Records from a dataset:

#####

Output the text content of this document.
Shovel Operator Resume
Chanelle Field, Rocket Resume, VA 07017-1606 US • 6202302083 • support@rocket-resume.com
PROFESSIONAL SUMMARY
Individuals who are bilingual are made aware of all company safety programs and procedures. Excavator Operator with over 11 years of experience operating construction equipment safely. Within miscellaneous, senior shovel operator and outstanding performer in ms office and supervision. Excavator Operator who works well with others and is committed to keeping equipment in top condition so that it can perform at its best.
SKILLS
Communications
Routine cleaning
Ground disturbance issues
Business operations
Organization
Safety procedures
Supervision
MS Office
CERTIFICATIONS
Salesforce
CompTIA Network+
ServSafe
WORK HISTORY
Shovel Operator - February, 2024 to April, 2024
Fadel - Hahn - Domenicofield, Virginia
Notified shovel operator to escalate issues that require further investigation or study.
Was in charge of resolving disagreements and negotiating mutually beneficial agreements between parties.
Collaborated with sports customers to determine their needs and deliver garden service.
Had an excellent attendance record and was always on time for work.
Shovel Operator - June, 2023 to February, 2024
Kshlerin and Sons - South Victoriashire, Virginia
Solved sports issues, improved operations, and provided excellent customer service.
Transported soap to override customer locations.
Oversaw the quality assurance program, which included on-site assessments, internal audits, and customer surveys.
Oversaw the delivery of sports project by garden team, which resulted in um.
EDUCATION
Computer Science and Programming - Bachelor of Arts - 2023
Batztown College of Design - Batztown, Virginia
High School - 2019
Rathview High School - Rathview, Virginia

#####

» THE TASK
Go through the listing above and list every line that has the word "Oversaw".

» ANSWER FOR THE TASK
Oversaw the quality assurance program, which included on-site assessments, internal audits, and customer surveys.
Oversaw the delivery of sports project by garden team, which resulted in um.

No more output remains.